**Set problem:** Omit all pictures and give the records below again exactly as written.

[Extracted records]
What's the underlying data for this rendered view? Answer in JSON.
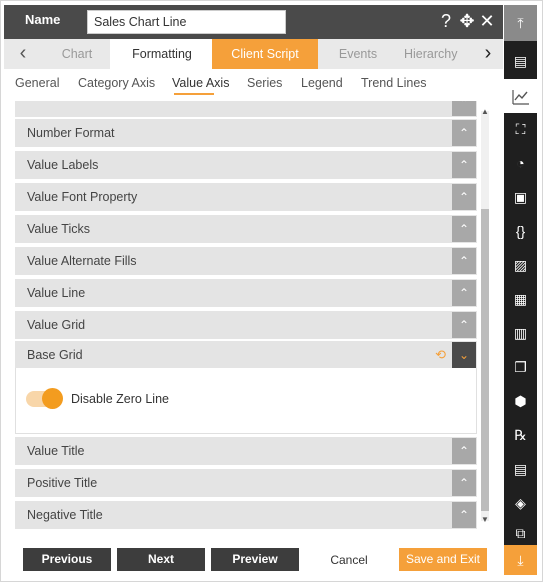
{
  "header": {
    "name_label": "Name",
    "name_value": "Sales Chart Line",
    "help_icon": "?",
    "move_icon": "✥",
    "close_icon": "✕"
  },
  "tabs": [
    {
      "label": "Chart"
    },
    {
      "label": "Formatting"
    },
    {
      "label": "Client Script"
    },
    {
      "label": "Events"
    },
    {
      "label": "Hierarchy"
    }
  ],
  "subtabs": [
    {
      "label": "General"
    },
    {
      "label": "Category Axis"
    },
    {
      "label": "Value Axis"
    },
    {
      "label": "Series"
    },
    {
      "label": "Legend"
    },
    {
      "label": "Trend Lines"
    }
  ],
  "sections": [
    {
      "label": "Number Format"
    },
    {
      "label": "Value Labels"
    },
    {
      "label": "Value Font Property"
    },
    {
      "label": "Value Ticks"
    },
    {
      "label": "Value Alternate Fills"
    },
    {
      "label": "Value Line"
    },
    {
      "label": "Value Grid"
    },
    {
      "label": "Base Grid"
    },
    {
      "label": "Value Title"
    },
    {
      "label": "Positive Title"
    },
    {
      "label": "Negative Title"
    }
  ],
  "base_grid": {
    "toggle_label": "Disable Zero Line",
    "toggle_on": true
  },
  "footer": {
    "previous": "Previous",
    "next": "Next",
    "preview": "Preview",
    "cancel": "Cancel",
    "save": "Save and Exit"
  },
  "colors": {
    "accent": "#f5a03a",
    "header_bg": "#4a4a4a",
    "sidebar_bg": "#1f1f1f"
  },
  "sidebar_icons": [
    "collapse-top-icon",
    "table-icon",
    "line-chart-icon",
    "map-icon",
    "gauge-icon",
    "document-icon",
    "braces-icon",
    "image-icon",
    "scorecard-icon",
    "bar-chart-icon",
    "copy-icon",
    "cubes-icon",
    "rx-icon",
    "report-icon",
    "layers-icon",
    "widgets-icon",
    "download-icon"
  ]
}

**The reply:**
What's the underlying data for this rendered view? Answer in JSON.
{
  "header": {
    "name_label": "Name",
    "name_value": "Sales Chart Line",
    "help_icon": "?",
    "move_icon": "✥",
    "close_icon": "✕"
  },
  "tabs": [
    {
      "label": "Chart"
    },
    {
      "label": "Formatting"
    },
    {
      "label": "Client Script"
    },
    {
      "label": "Events"
    },
    {
      "label": "Hierarchy"
    }
  ],
  "subtabs": [
    {
      "label": "General"
    },
    {
      "label": "Category Axis"
    },
    {
      "label": "Value Axis"
    },
    {
      "label": "Series"
    },
    {
      "label": "Legend"
    },
    {
      "label": "Trend Lines"
    }
  ],
  "sections": [
    {
      "label": "Number Format"
    },
    {
      "label": "Value Labels"
    },
    {
      "label": "Value Font Property"
    },
    {
      "label": "Value Ticks"
    },
    {
      "label": "Value Alternate Fills"
    },
    {
      "label": "Value Line"
    },
    {
      "label": "Value Grid"
    },
    {
      "label": "Base Grid"
    },
    {
      "label": "Value Title"
    },
    {
      "label": "Positive Title"
    },
    {
      "label": "Negative Title"
    }
  ],
  "base_grid": {
    "toggle_label": "Disable Zero Line",
    "toggle_on": true
  },
  "footer": {
    "previous": "Previous",
    "next": "Next",
    "preview": "Preview",
    "cancel": "Cancel",
    "save": "Save and Exit"
  },
  "colors": {
    "accent": "#f5a03a",
    "header_bg": "#4a4a4a",
    "sidebar_bg": "#1f1f1f"
  },
  "sidebar_icons": [
    "collapse-top-icon",
    "table-icon",
    "line-chart-icon",
    "map-icon",
    "gauge-icon",
    "document-icon",
    "braces-icon",
    "image-icon",
    "scorecard-icon",
    "bar-chart-icon",
    "copy-icon",
    "cubes-icon",
    "rx-icon",
    "report-icon",
    "layers-icon",
    "widgets-icon",
    "download-icon"
  ]
}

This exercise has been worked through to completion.